Material to process
··········
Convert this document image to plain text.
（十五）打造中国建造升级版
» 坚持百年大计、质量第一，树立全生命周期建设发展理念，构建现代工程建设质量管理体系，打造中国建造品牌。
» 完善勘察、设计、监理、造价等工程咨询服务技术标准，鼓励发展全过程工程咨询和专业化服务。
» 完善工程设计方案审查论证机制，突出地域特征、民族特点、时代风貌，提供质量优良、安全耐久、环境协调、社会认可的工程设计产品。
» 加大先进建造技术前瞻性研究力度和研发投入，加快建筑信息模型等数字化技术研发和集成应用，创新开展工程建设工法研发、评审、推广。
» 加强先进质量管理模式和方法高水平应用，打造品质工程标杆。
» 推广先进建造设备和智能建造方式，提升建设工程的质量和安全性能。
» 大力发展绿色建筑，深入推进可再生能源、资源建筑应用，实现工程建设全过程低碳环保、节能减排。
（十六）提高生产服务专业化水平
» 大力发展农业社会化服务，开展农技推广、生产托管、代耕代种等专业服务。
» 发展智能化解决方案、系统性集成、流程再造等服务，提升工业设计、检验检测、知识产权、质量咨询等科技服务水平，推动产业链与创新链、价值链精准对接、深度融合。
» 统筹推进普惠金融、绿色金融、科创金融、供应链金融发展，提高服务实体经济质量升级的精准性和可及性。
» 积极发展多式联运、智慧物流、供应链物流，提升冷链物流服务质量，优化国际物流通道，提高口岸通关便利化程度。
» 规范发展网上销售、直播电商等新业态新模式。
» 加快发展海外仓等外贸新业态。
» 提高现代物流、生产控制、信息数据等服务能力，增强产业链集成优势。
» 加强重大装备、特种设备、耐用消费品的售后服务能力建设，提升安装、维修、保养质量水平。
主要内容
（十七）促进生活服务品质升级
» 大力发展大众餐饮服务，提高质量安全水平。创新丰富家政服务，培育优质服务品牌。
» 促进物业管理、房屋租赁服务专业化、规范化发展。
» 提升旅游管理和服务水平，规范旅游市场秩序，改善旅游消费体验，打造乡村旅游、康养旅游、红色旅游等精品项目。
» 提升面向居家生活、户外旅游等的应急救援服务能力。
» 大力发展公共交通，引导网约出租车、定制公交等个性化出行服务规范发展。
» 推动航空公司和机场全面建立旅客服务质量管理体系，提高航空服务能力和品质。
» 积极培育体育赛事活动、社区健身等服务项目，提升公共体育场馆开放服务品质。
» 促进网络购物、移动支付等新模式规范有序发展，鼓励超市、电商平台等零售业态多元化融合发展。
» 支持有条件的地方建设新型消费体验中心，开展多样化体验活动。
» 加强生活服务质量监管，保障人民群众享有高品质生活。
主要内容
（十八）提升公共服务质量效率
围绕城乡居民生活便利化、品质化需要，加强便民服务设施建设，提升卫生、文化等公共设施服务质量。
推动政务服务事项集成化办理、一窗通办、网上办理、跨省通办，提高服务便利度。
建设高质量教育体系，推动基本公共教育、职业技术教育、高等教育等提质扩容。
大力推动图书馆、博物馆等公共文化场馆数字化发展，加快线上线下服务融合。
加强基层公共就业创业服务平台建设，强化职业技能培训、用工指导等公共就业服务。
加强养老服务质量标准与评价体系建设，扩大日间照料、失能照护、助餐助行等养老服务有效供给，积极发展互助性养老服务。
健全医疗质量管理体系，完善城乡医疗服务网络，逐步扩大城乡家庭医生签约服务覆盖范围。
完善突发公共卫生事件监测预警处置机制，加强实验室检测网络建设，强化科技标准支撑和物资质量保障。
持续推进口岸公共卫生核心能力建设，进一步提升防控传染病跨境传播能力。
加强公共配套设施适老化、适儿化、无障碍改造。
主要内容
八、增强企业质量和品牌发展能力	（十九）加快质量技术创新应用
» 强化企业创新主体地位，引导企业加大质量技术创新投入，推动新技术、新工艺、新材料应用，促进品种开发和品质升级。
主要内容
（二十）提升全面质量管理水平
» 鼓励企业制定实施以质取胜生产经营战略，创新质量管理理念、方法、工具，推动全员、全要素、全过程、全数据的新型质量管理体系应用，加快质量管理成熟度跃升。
··········
Task to complete
Could you transcribe the records in full, exactly?

Answer to the task
Convert this document image to plain text.
（十五）打造中国建造升级版
» 坚持百年大计、质量第一，树立全生命周期建设发展理念，构建现代工程建设质量管理体系，打造中国建造品牌。
» 完善勘察、设计、监理、造价等工程咨询服务技术标准，鼓励发展全过程工程咨询和专业化服务。
» 完善工程设计方案审查论证机制，突出地域特征、民族特点、时代风貌，提供质量优良、安全耐久、环境协调、社会认可的工程设计产品。
» 加大先进建造技术前瞻性研究力度和研发投入，加快建筑信息模型等数字化技术研发和集成应用，创新开展工程建设工法研发、评审、推广。
» 加强先进质量管理模式和方法高水平应用，打造品质工程标杆。
» 推广先进建造设备和智能建造方式，提升建设工程的质量和安全性能。
» 大力发展绿色建筑，深入推进可再生能源、资源建筑应用，实现工程建设全过程低碳环保、节能减排。
（十六）提高生产服务专业化水平
» 大力发展农业社会化服务，开展农技推广、生产托管、代耕代种等专业服务。
» 发展智能化解决方案、系统性集成、流程再造等服务，提升工业设计、检验检测、知识产权、质量咨询等科技服务水平，推动产业链与创新链、价值链精准对接、深度融合。
» 统筹推进普惠金融、绿色金融、科创金融、供应链金融发展，提高服务实体经济质量升级的精准性和可及性。
» 积极发展多式联运、智慧物流、供应链物流，提升冷链物流服务质量，优化国际物流通道，提高口岸通关便利化程度。
» 规范发展网上销售、直播电商等新业态新模式。
» 加快发展海外仓等外贸新业态。
» 提高现代物流、生产控制、信息数据等服务能力，增强产业链集成优势。
» 加强重大装备、特种设备、耐用消费品的售后服务能力建设，提升安装、维修、保养质量水平。
主要内容
（十七）促进生活服务品质升级
» 大力发展大众餐饮服务，提高质量安全水平。创新丰富家政服务，培育优质服务品牌。
» 促进物业管理、房屋租赁服务专业化、规范化发展。
» 提升旅游管理和服务水平，规范旅游市场秩序，改善旅游消费体验，打造乡村旅游、康养旅游、红色旅游等精品项目。
» 提升面向居家生活、户外旅游等的应急救援服务能力。
» 大力发展公共交通，引导网约出租车、定制公交等个性化出行服务规范发展。
» 推动航空公司和机场全面建立旅客服务质量管理体系，提高航空服务能力和品质。
» 积极培育体育赛事活动、社区健身等服务项目，提升公共体育场馆开放服务品质。
» 促进网络购物、移动支付等新模式规范有序发展，鼓励超市、电商平台等零售业态多元化融合发展。
» 支持有条件的地方建设新型消费体验中心，开展多样化体验活动。
» 加强生活服务质量监管，保障人民群众享有高品质生活。
主要内容
（十八）提升公共服务质量效率
围绕城乡居民生活便利化、品质化需要，加强便民服务设施建设，提升卫生、文化等公共设施服务质量。
推动政务服务事项集成化办理、一窗通办、网上办理、跨省通办，提高服务便利度。
建设高质量教育体系，推动基本公共教育、职业技术教育、高等教育等提质扩容。
大力推动图书馆、博物馆等公共文化场馆数字化发展，加快线上线下服务融合。
加强基层公共就业创业服务平台建设，强化职业技能培训、用工指导等公共就业服务。
加强养老服务质量标准与评价体系建设，扩大日间照料、失能照护、助餐助行等养老服务有效供给，积极发展互助性养老服务。
健全医疗质量管理体系，完善城乡医疗服务网络，逐步扩大城乡家庭医生签约服务覆盖范围。
完善突发公共卫生事件监测预警处置机制，加强实验室检测网络建设，强化科技标准支撑和物资质量保障。
持续推进口岸公共卫生核心能力建设，进一步提升防控传染病跨境传播能力。
加强公共配套设施适老化、适儿化、无障碍改造。
主要内容
八、增强企业质量和品牌发展能力	（十九）加快质量技术创新应用
» 强化企业创新主体地位，引导企业加大质量技术创新投入，推动新技术、新工艺、新材料应用，促进品种开发和品质升级。
主要内容
（二十）提升全面质量管理水平
» 鼓励企业制定实施以质取胜生产经营战略，创新质量管理理念、方法、工具，推动全员、全要素、全过程、全数据的新型质量管理体系应用，加快质量管理成熟度跃升。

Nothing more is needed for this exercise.